* [Task input]
..........

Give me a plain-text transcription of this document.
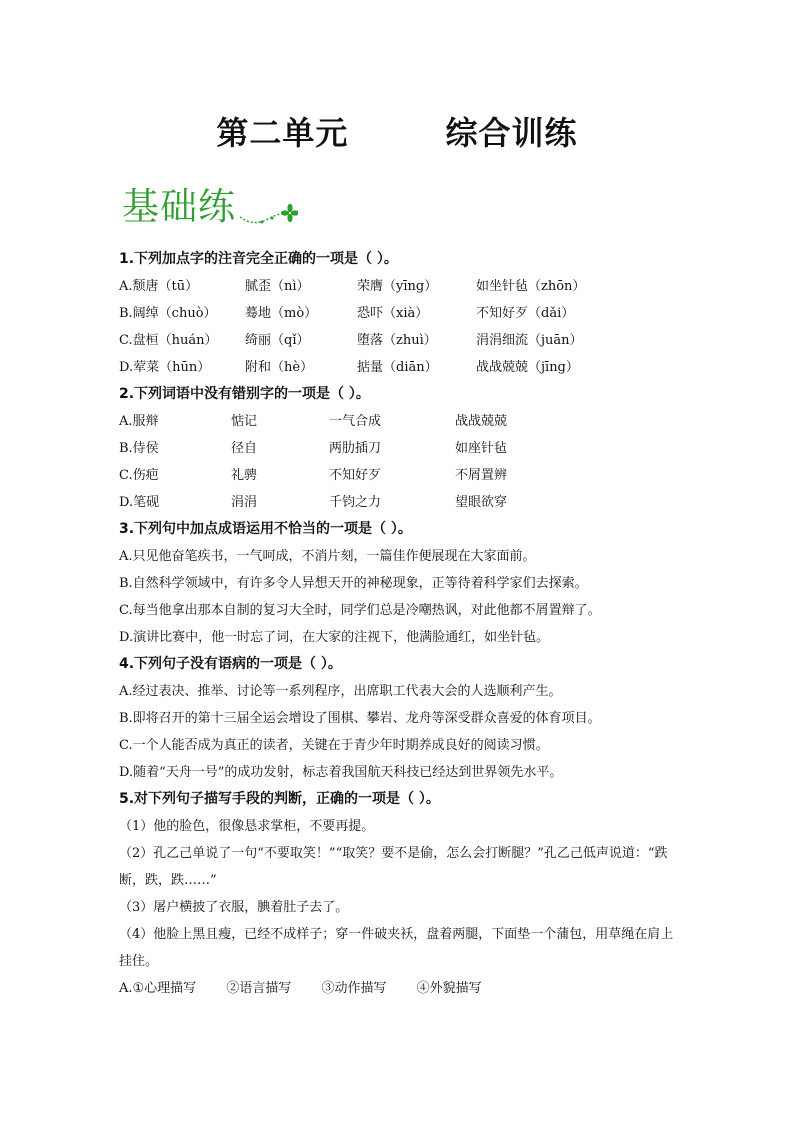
第二单元        综合训练
基础练
1.下列加点字的注音完全正确的一项是（ ）。
A.颓唐（tū）	腻歪（nì）	荣膺（yīng）	如坐针毡（zhōn）
B.阔绰（chuò）	蓦地（mò）	恐吓（xià）	不知好歹（dǎi）
C.盘桓（huán）	绮丽（qǐ）	堕落（zhuì）	涓涓细流（juān）
D.荤菜（hūn）	附和（hè）	掂量（diān）	战战兢兢（jīng）
2.下列词语中没有错别字的一项是（ ）。
A.服辩	惦记	一气合成	战战兢兢
B.侍侯	径自	两肋插刀	如座针毡
C.伤疤	礼骋	不知好歹	不屑置辨
D.笔砚	涓涓	千钧之力	望眼欲穿
3.下列句中加点成语运用不恰当的一项是（ ）。
A.只见他奋笔疾书，一气呵成，不消片刻，一篇佳作便展现在大家面前。
B.自然科学领域中，有许多令人异想天开的神秘现象，正等待着科学家们去探索。
C.每当他拿出那本自制的复习大全时，同学们总是冷嘲热讽，对此他都不屑置辩了。
D.演讲比赛中，他一时忘了词，在大家的注视下，他满脸通红，如坐针毡。
4.下列句子没有语病的一项是（ ）。
A.经过表决、推举、讨论等一系列程序，出席职工代表大会的人选顺利产生。
B.即将召开的第十三届全运会增设了围棋、攀岩、龙舟等深受群众喜爱的体育项目。
C.一个人能否成为真正的读者，关键在于青少年时期养成良好的阅读习惯。
D.随着“天舟一号”的成功发射，标志着我国航天科技已经达到世界领先水平。
5.对下列句子描写手段的判断，正确的一项是（ ）。
（1）他的脸色，很像恳求掌柜，不要再提。
（2）孔乙己单说了一句“不要取笑！”“取笑？要不是偷，怎么会打断腿？”孔乙己低声说道：“跌断，跌，跌……”
（3）屠户横披了衣服，腆着肚子去了。
（4）他脸上黑且瘦，已经不成样子；穿一件破夹袄，盘着两腿，下面垫一个蒲包，用草绳在肩上挂住。
A.①心理描写 ②语言描写 ③动作描写 ④外貌描写
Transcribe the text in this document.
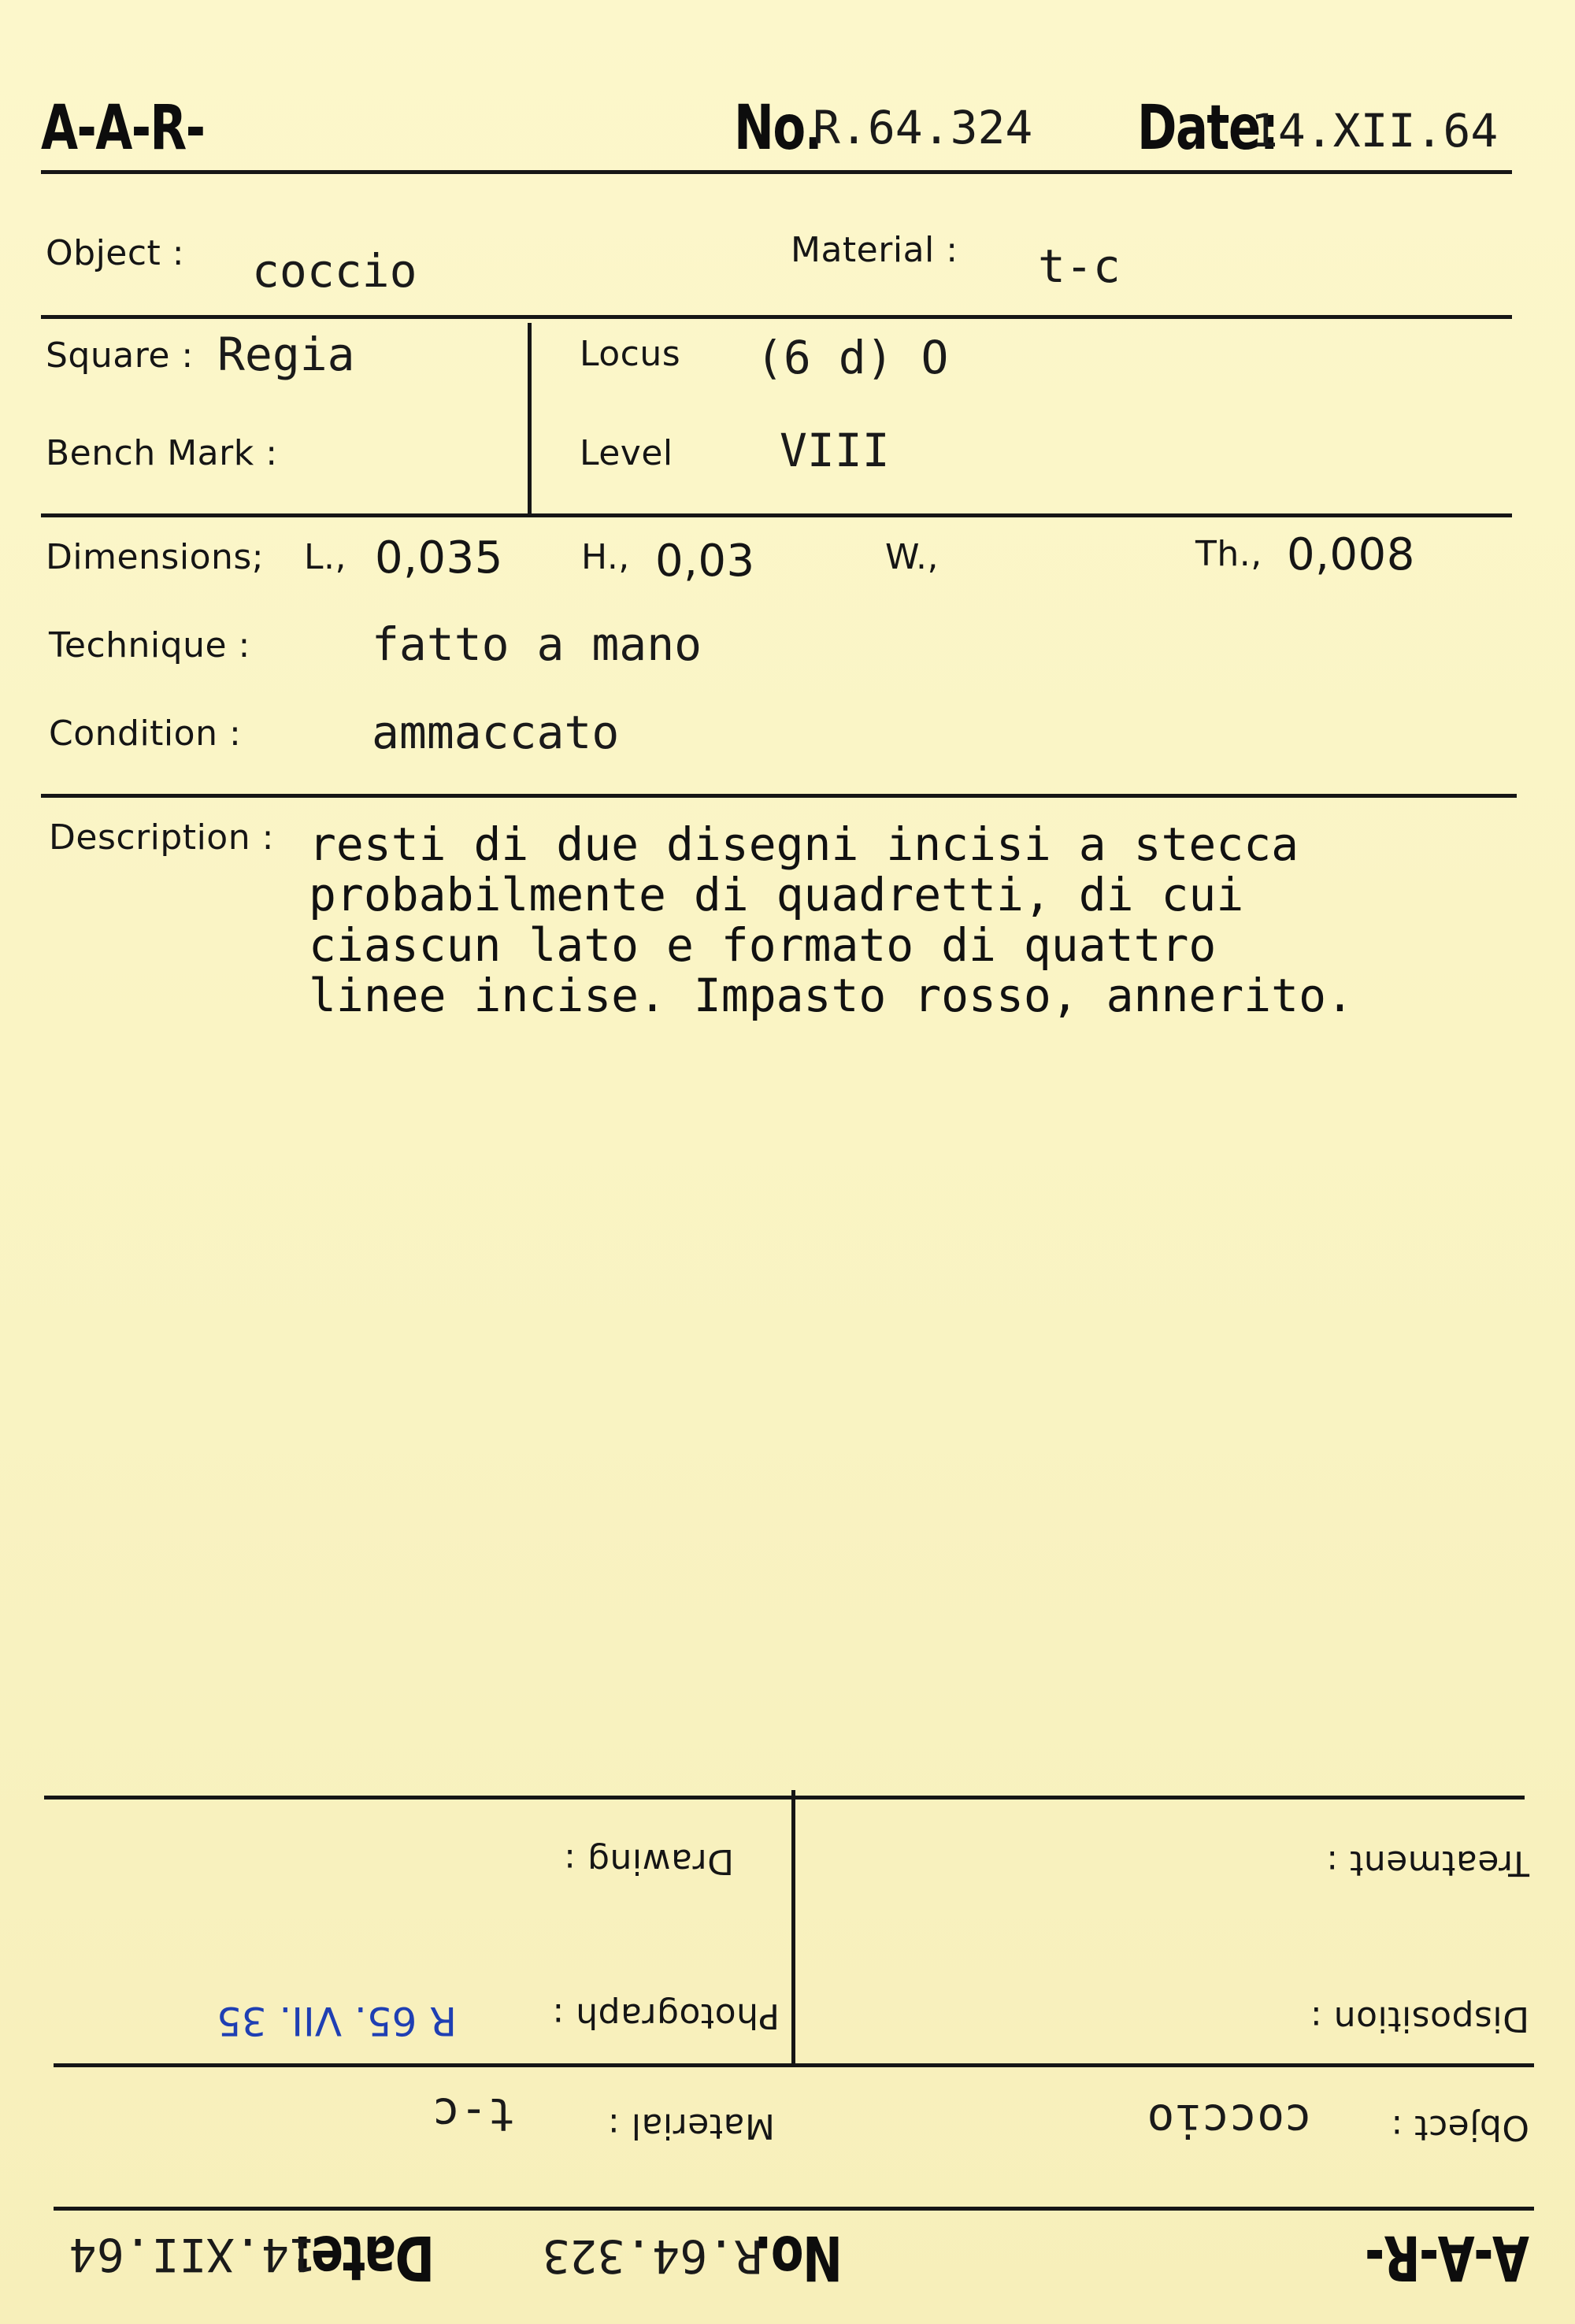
A-A-R-	No.
R.64.324 Date:
14.XII.64
Object : coccio	Material : t-c
Square : Regia	Locus (6 d) O
Bench Mark :	Level VIII
Dimensions; L., 0,035 H., 0,03	W.,	Th., 0,008
Technique :	fatto a mano
Condition :	ammaccato
Description : resti di due disegni incisi a stecca
probabilmente di quadretti, di cui
ciascun lato e formato di quattro
linee incise. Impasto rosso, annerito.
A-A-R-
No.
R.64.323
Date:
14.XII.64
Object :
coccio
Material :
t-c
Disposition :
Photograph :
R 65. VII. 35
Treatment :
Drawing :
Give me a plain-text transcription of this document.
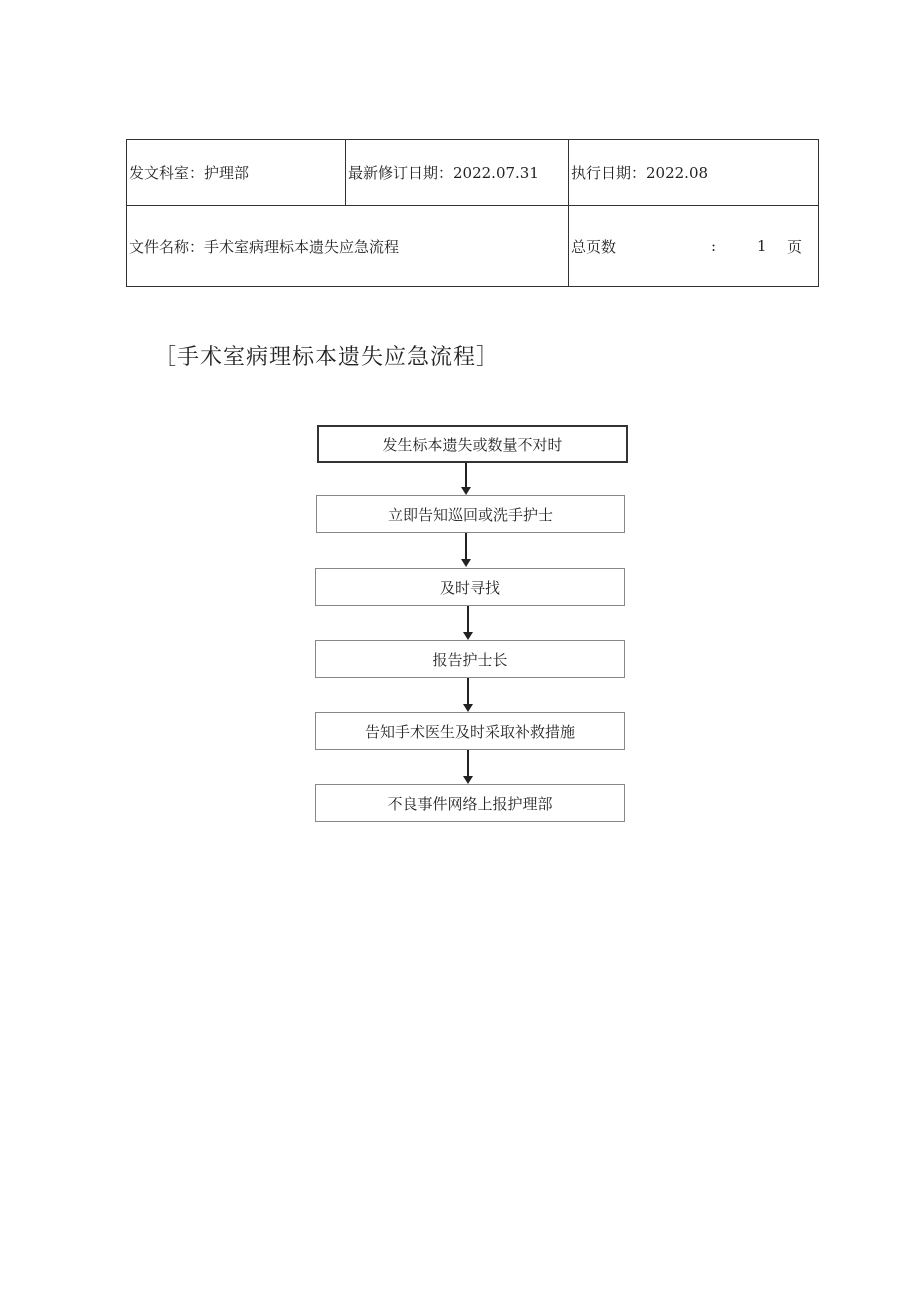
发文科室：护理部	最新修订日期：2022.07.31	执行日期：2022.08
文件名称：手术室病理标本遗失应急流程		总页数 : 1 页
［手术室病理标本遗失应急流程］
发生标本遗失或数量不对时
立即告知巡回或洗手护士
及时寻找
报告护士长
告知手术医生及时采取补救措施
不良事件网络上报护理部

..........

* [Required task]
The pictures in the entries should be left out; output everything else exactly.

* [Exercise output]
Give me a plain-text transcription of this document.
第二单元        综合训练
基础练
1.下列加点字的注音完全正确的一项是（ ）。
A.颓唐（tū）	腻歪（nì）	荣膺（yīng）	如坐针毡（zhōn）
B.阔绰（chuò）	蓦地（mò）	恐吓（xià）	不知好歹（dǎi）
C.盘桓（huán）	绮丽（qǐ）	堕落（zhuì）	涓涓细流（juān）
D.荤菜（hūn）	附和（hè）	掂量（diān）	战战兢兢（jīng）
2.下列词语中没有错别字的一项是（ ）。
A.服辩	惦记	一气合成	战战兢兢
B.侍侯	径自	两肋插刀	如座针毡
C.伤疤	礼骋	不知好歹	不屑置辨
D.笔砚	涓涓	千钧之力	望眼欲穿
3.下列句中加点成语运用不恰当的一项是（ ）。
A.只见他奋笔疾书，一气呵成，不消片刻，一篇佳作便展现在大家面前。
B.自然科学领域中，有许多令人异想天开的神秘现象，正等待着科学家们去探索。
C.每当他拿出那本自制的复习大全时，同学们总是冷嘲热讽，对此他都不屑置辩了。
D.演讲比赛中，他一时忘了词，在大家的注视下，他满脸通红，如坐针毡。
4.下列句子没有语病的一项是（ ）。
A.经过表决、推举、讨论等一系列程序，出席职工代表大会的人选顺利产生。
B.即将召开的第十三届全运会增设了围棋、攀岩、龙舟等深受群众喜爱的体育项目。
C.一个人能否成为真正的读者，关键在于青少年时期养成良好的阅读习惯。
D.随着“天舟一号”的成功发射，标志着我国航天科技已经达到世界领先水平。
5.对下列句子描写手段的判断，正确的一项是（ ）。
（1）他的脸色，很像恳求掌柜，不要再提。
（2）孔乙己单说了一句“不要取笑！”“取笑？要不是偷，怎么会打断腿？”孔乙己低声说道：“跌断，跌，跌……”
（3）屠户横披了衣服，腆着肚子去了。
（4）他脸上黑且瘦，已经不成样子；穿一件破夹袄，盘着两腿，下面垫一个蒲包，用草绳在肩上挂住。
A.①心理描写 ②语言描写 ③动作描写 ④外貌描写
Transcribe the text in this document.
A-A-R-	No.
R.64.324 Date:
14.XII.64
Object : coccio	Material : t-c
Square : Regia	Locus (6 d) O
Bench Mark :	Level VIII
Dimensions; L., 0,035 H., 0,03	W.,	Th., 0,008
Technique :	fatto a mano
Condition :	ammaccato
Description : resti di due disegni incisi a stecca
probabilmente di quadretti, di cui
ciascun lato e formato di quattro
linee incise. Impasto rosso, annerito.
A-A-R-
No.
R.64.323
Date:
14.XII.64
Object :
coccio
Material :
t-c
Disposition :
Photograph :
R 65. VII. 35
Treatment :
Drawing :
Give me a plain-text transcription of this document.
发文科室：护理部	最新修订日期：2022.07.31	执行日期：2022.08
文件名称：手术室病理标本遗失应急流程		总页数 : 1 页
［手术室病理标本遗失应急流程］
发生标本遗失或数量不对时
立即告知巡回或洗手护士
及时寻找
报告护士长
告知手术医生及时采取补救措施
不良事件网络上报护理部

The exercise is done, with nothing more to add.